TEXTE FOURNI
========

Sécurité nucléaire : l'ASN tire la sonnette d'alarme
Fessenheim, la plus vieille des centrales françaises, devrait être arrêtée en 2018. Mais ensuite il faudra la démanteler, en toute sécurité : un chantier extrêmement long et coûteux. Photo AFP
A l'occasion des traditionnels voeux de nouvelle année, le 20 janvier, Pierre-Franck Chevet, le patron de l'Agence sûreté nucléaire française (ASN), a exprimé son inquiétude sur le manque de moyens financiers et humains pour assurer la sécurité des 58 réacteurs des 19 centrales nucléaires de l'Hexagone. Et celle des installations nucléaires en projet et en construction.

========

DOCUMENTS FOURNIS
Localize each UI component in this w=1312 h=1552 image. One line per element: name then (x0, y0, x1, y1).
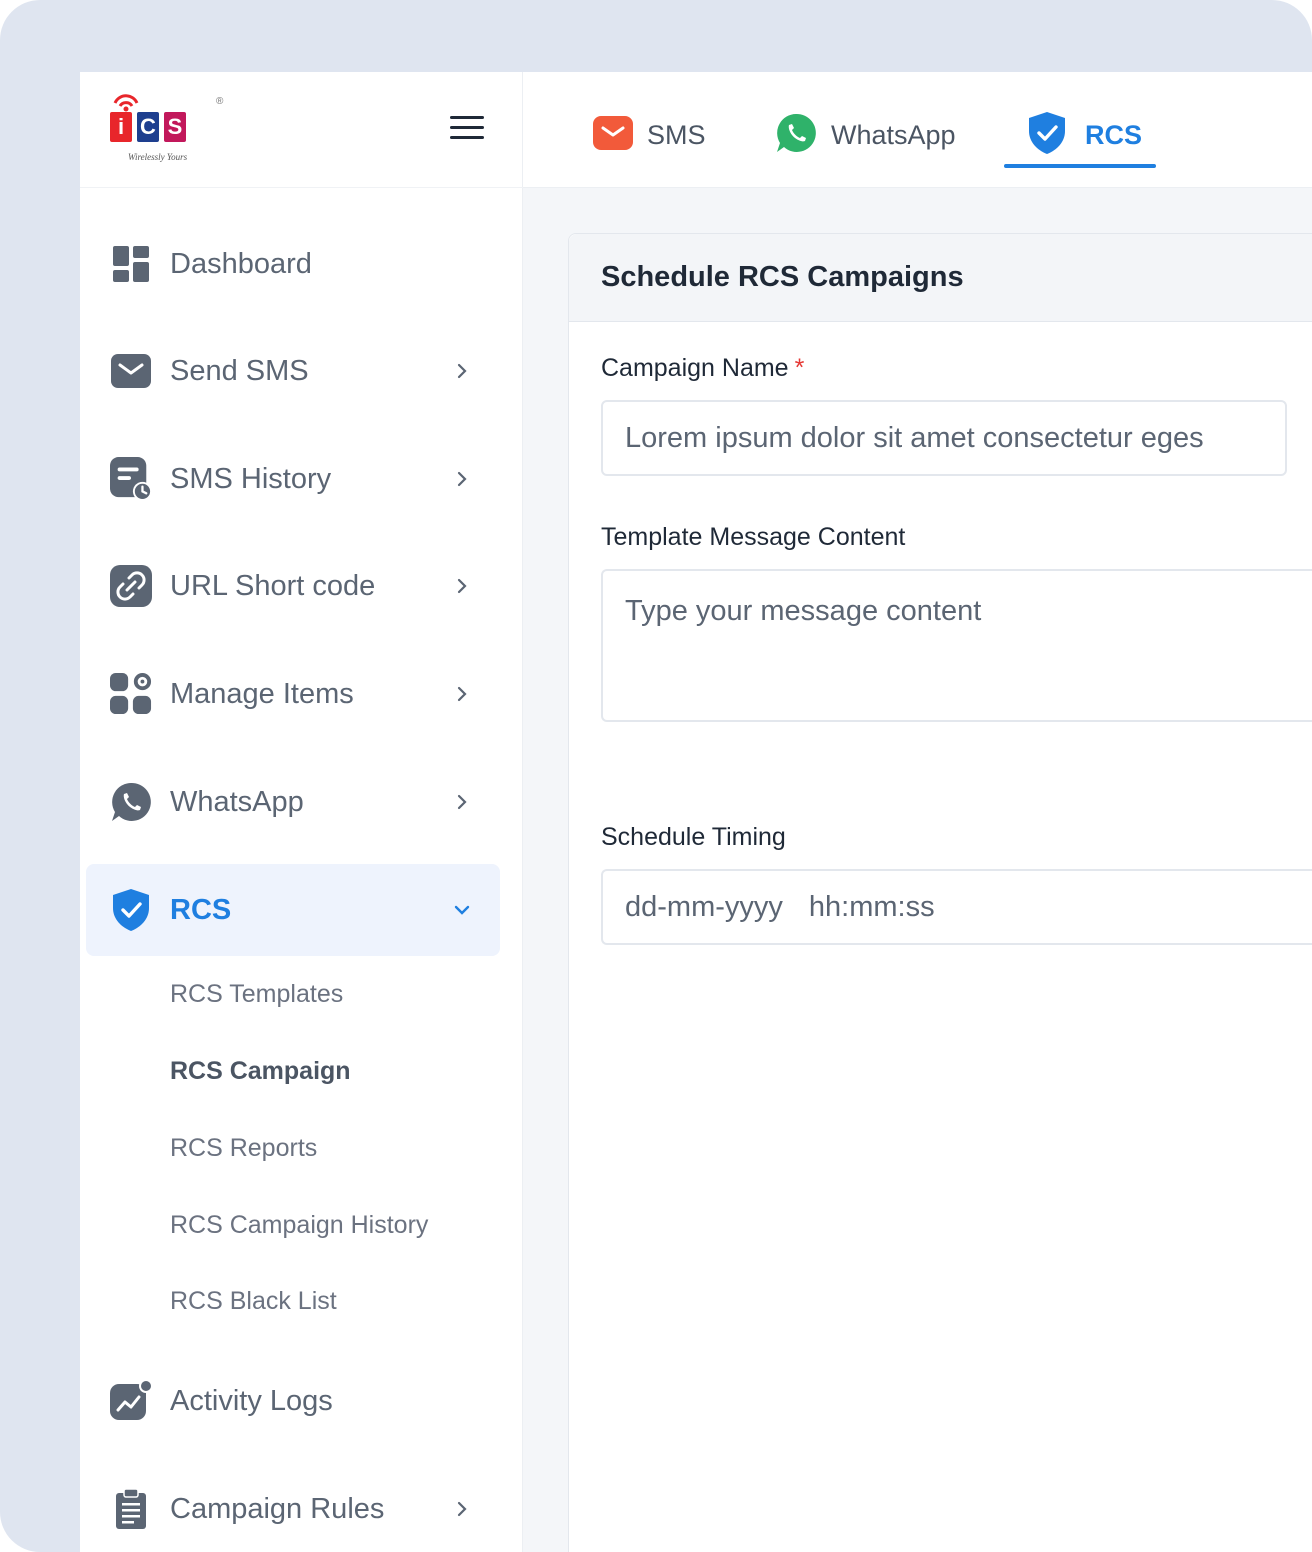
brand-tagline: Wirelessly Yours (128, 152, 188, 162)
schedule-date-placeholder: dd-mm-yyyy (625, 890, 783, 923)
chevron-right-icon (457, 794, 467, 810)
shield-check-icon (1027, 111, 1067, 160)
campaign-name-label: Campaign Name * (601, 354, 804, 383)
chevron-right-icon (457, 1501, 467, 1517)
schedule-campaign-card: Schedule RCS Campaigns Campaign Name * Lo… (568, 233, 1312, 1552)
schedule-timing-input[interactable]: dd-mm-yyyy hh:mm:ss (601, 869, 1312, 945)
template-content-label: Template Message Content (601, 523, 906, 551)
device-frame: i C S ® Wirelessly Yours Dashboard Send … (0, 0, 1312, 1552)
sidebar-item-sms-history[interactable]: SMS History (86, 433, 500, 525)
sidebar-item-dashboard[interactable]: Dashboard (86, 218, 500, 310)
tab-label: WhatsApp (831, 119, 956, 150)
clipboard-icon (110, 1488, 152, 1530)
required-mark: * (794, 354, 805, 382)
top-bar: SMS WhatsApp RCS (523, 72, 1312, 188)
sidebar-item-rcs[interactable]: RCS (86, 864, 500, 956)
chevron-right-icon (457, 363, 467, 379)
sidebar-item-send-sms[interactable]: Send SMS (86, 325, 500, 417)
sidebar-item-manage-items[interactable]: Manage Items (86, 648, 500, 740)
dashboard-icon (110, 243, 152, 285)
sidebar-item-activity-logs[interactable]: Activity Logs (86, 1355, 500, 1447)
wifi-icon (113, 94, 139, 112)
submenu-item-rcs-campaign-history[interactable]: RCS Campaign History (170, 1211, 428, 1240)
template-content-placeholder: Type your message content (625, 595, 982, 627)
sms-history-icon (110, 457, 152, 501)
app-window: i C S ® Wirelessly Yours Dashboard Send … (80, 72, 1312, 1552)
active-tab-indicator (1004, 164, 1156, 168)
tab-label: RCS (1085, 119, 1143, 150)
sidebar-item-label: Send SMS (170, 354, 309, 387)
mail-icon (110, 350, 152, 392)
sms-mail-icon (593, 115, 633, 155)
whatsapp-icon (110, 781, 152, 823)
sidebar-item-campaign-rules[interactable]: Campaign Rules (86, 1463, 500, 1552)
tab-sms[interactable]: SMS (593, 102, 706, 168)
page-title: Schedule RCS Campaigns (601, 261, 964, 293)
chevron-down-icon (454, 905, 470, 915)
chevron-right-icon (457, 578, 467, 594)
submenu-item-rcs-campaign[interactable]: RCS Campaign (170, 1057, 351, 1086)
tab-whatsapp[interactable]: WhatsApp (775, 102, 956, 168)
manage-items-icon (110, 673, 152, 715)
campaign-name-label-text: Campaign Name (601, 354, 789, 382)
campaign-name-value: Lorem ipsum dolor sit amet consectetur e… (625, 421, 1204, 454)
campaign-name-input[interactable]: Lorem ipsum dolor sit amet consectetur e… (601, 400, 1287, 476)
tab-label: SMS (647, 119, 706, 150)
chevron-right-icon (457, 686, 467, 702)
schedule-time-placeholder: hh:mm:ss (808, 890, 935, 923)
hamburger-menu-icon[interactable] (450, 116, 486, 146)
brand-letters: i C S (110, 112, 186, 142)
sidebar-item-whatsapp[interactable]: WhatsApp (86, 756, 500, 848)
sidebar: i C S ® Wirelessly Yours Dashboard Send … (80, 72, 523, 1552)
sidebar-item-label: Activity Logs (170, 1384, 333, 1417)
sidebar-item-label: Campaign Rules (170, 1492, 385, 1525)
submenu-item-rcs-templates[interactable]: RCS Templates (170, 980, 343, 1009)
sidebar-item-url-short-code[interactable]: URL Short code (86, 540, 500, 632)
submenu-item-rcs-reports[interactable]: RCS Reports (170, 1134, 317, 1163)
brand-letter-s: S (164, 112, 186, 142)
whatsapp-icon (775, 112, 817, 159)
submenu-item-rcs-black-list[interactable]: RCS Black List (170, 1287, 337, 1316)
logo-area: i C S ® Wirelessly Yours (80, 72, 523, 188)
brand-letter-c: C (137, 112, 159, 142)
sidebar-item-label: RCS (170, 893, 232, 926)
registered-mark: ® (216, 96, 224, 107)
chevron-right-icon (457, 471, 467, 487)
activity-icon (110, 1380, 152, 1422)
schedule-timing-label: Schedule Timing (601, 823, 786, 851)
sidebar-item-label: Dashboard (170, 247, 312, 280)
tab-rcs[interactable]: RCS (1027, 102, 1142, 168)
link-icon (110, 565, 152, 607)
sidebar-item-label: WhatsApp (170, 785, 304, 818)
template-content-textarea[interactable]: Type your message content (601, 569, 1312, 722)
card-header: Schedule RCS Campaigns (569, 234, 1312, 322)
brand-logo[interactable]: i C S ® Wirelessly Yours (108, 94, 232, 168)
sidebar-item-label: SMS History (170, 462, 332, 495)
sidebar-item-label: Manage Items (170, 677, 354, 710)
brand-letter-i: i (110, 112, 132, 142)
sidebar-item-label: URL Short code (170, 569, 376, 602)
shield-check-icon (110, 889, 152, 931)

========

VOTRE TRAVAIL
A: D'après le texte sur la sécurité nucléaire, combien de réacteurs l'ASN doit-elle surveiller en France ?
B: Recopiez mot pour mot, dans le texte sur la sécurité nucléaire, le passage allant de « Sécurité nucléaire : l'ASN » jusqu'à « et en construction. ».
Ces enregistrements viennent d'une autre source que le texte.

RÉSULTATS
A: 58 réacteurs, répartis dans 19 centrales nucléaires.

B:
Sécurité nucléaire : l'ASN tire la sonnette d'alarme
Fessenheim, la plus vieille des centrales françaises, devrait être arrêtée en 2018. Mais ensuite il faudra la démanteler, en toute sécurité : un chantier extrêmement long et coûteux. Photo AFP
A l'occasion des traditionnels voeux de nouvelle année, le 20 janvier, Pierre-Franck Chevet, le patron de l'Agence sûreté nucléaire française (ASN), a exprimé son inquiétude sur le manque de moyens financiers et humains pour assurer la sécurité des 58 réacteurs des 19 centrales nucléaires de l'Hexagone. Et celle des installations nucléaires en projet et en construction.